> _Objective_: Pick out and copy every line below that has the word "triển".
— BEGIN —
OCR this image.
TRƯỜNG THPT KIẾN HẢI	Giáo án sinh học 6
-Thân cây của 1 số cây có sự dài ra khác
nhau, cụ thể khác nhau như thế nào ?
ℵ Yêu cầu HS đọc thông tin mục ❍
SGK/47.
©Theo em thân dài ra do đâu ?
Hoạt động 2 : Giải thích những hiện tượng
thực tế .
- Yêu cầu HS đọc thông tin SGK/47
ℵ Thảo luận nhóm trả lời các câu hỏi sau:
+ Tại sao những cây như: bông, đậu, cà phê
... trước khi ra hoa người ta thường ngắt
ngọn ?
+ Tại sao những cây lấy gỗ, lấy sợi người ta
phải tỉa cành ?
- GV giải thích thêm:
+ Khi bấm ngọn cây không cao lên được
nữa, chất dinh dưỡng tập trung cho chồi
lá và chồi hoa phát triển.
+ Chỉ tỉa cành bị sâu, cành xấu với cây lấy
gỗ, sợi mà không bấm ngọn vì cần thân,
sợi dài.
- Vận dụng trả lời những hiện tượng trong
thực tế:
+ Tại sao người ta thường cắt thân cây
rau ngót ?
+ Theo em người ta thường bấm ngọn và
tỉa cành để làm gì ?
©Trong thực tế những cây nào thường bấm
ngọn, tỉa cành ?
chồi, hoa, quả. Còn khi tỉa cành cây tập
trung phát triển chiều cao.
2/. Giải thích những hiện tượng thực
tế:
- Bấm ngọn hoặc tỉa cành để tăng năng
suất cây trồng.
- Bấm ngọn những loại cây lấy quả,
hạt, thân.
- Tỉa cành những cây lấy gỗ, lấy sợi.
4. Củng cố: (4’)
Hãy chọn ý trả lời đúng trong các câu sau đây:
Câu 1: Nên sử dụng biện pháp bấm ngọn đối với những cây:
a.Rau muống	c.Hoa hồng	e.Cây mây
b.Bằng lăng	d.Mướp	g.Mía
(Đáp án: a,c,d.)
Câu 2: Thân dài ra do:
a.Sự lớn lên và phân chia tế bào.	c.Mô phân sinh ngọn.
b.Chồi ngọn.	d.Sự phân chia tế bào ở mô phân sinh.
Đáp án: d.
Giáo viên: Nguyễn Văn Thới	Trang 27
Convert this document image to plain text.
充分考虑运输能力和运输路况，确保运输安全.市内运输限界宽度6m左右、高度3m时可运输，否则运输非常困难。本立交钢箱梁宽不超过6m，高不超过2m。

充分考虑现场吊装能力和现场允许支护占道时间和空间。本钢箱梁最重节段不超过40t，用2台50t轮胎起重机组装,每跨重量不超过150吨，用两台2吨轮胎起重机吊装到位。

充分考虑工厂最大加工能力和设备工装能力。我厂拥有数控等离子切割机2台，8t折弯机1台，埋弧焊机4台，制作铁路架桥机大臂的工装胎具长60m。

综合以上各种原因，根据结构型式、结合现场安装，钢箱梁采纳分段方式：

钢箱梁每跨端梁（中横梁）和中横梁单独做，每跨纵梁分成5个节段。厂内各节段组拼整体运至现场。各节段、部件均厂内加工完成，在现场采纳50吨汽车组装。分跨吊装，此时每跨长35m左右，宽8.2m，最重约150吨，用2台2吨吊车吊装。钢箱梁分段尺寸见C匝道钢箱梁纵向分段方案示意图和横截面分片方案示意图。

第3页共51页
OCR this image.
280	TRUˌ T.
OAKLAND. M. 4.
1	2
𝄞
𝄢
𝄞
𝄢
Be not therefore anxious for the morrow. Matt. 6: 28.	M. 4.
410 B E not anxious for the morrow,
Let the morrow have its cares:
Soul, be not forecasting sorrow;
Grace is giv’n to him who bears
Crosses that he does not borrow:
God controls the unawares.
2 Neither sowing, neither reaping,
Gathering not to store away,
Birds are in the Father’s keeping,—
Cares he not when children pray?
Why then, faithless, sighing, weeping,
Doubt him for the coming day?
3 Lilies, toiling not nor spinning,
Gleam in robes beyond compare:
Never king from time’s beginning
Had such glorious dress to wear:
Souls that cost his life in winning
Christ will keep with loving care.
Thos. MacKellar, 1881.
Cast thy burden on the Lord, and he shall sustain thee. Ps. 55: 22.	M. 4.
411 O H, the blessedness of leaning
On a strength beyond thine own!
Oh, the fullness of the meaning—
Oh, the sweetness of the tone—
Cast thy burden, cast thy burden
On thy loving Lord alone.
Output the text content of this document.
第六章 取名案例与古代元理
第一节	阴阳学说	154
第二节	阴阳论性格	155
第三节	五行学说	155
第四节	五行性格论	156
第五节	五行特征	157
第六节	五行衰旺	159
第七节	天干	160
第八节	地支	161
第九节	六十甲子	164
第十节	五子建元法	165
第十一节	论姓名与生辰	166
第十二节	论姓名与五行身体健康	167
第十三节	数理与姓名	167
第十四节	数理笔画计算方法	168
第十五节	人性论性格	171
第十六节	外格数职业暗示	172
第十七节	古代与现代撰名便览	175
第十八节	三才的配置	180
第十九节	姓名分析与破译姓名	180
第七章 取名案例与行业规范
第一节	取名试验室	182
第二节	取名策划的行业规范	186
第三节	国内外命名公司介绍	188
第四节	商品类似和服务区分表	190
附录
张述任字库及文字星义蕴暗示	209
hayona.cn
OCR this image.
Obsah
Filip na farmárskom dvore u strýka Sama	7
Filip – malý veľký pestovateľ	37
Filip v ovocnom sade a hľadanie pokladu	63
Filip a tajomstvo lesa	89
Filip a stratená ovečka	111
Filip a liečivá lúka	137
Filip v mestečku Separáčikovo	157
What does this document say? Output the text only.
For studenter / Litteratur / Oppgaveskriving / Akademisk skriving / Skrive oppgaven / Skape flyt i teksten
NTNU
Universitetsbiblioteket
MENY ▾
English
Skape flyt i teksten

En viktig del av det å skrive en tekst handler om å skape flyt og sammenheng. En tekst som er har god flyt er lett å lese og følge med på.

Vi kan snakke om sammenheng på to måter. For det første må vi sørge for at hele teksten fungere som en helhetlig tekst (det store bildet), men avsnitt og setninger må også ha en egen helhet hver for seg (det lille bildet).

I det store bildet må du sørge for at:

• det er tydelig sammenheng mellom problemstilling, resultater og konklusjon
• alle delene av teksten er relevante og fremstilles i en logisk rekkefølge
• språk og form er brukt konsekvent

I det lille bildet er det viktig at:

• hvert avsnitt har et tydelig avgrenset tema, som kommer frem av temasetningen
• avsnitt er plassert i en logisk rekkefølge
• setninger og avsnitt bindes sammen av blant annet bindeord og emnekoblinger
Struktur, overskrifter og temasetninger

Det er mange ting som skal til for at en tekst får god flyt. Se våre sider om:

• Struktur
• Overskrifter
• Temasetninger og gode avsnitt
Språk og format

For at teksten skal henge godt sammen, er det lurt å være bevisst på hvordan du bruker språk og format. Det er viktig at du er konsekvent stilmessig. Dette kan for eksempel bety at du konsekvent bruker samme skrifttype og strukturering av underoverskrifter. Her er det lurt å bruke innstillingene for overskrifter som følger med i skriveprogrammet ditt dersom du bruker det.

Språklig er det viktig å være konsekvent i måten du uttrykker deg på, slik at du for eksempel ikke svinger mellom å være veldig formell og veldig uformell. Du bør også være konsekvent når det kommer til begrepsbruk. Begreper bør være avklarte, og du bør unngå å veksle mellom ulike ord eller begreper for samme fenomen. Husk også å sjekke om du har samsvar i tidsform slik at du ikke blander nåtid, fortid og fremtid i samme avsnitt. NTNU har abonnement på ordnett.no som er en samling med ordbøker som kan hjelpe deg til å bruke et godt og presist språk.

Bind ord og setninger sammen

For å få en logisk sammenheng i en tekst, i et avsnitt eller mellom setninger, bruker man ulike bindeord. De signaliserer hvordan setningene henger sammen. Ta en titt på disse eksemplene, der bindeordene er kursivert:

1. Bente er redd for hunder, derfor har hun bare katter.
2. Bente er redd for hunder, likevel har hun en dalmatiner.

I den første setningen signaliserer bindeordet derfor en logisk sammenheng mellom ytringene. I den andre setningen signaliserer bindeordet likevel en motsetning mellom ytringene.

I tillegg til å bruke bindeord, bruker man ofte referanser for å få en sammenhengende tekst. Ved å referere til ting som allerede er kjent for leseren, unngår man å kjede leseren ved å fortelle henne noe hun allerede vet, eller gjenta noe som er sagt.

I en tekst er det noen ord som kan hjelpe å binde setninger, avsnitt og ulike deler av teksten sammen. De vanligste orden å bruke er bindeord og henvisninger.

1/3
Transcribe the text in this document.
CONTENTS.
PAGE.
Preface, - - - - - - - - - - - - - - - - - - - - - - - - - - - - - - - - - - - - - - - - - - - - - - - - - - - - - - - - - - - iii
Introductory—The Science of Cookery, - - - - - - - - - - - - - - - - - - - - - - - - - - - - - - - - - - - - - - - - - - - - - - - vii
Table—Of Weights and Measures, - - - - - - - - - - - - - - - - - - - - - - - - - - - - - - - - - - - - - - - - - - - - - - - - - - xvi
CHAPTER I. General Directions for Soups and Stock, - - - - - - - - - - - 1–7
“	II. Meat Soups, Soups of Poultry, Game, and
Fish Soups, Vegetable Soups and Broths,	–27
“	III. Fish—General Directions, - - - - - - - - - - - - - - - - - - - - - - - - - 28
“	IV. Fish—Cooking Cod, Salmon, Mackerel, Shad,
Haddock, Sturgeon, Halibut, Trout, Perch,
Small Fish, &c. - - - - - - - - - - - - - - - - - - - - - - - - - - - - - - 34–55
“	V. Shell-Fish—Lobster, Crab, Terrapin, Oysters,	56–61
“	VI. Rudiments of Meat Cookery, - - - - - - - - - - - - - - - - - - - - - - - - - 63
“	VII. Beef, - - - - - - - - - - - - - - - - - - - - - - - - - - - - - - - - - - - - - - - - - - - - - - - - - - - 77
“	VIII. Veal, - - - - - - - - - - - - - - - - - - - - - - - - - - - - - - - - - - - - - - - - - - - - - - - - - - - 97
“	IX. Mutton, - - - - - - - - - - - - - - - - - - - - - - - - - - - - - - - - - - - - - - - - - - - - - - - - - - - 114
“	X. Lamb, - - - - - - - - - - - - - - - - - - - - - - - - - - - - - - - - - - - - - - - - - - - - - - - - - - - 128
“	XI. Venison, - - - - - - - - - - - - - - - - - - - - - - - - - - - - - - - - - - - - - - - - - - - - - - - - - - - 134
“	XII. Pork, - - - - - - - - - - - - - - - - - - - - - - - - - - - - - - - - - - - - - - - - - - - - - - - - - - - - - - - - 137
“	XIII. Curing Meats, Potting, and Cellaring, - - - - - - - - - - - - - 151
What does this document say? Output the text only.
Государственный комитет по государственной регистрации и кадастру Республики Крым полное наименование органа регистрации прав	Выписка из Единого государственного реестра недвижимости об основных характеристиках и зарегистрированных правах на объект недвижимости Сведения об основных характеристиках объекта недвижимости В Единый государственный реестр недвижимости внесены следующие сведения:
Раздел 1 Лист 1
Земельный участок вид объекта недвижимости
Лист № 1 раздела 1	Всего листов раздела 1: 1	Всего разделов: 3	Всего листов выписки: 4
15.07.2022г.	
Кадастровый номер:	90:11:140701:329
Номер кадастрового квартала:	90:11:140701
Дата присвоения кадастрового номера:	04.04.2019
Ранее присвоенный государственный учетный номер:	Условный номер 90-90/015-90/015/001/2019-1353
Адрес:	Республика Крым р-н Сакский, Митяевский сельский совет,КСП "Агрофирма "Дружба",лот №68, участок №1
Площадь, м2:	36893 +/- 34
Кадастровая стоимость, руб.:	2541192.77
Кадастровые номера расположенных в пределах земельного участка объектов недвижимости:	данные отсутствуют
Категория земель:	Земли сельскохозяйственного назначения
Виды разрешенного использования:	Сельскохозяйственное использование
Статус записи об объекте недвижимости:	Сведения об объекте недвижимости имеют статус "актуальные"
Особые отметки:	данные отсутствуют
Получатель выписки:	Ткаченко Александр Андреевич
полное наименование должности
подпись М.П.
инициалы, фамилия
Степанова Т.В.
— END —
> _Exercise answer_:
lá và chồi hoa phát triển.
trung phát triển chiều cao.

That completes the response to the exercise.